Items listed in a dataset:
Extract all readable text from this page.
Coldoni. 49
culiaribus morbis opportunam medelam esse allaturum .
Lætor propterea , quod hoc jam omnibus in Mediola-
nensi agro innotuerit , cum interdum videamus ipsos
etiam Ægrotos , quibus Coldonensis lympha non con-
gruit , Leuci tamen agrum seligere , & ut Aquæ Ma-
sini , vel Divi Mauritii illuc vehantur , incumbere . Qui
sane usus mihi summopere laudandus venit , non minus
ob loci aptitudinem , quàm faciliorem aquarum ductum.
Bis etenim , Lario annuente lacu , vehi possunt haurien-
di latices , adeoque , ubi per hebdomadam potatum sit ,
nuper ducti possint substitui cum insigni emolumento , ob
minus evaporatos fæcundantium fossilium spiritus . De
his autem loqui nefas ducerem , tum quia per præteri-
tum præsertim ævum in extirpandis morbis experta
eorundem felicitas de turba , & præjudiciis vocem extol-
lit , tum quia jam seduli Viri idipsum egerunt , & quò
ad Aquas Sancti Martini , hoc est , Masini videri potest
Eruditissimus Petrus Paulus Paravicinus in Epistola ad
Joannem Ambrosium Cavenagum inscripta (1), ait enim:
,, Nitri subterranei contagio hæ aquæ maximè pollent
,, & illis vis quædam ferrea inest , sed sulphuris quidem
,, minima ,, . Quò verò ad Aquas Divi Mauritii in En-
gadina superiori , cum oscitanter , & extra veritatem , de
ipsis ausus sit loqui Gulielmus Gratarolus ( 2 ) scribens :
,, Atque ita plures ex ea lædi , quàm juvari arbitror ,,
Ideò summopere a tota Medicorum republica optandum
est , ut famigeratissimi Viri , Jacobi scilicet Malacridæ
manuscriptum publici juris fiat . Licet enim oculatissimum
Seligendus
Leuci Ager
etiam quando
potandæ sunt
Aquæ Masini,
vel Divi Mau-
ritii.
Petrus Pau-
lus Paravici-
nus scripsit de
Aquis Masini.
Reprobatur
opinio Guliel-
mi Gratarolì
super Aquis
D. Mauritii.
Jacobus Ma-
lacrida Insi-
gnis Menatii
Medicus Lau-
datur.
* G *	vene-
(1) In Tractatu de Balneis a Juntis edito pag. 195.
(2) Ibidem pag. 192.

» **Set task**: Pull out every line in the data above that has the word "quia".

» **Response to the task**:
his autem loqui nefas ducerem , tum quia per præteri-
lit , tum quia jam seduli Viri idipsum egerunt , & quò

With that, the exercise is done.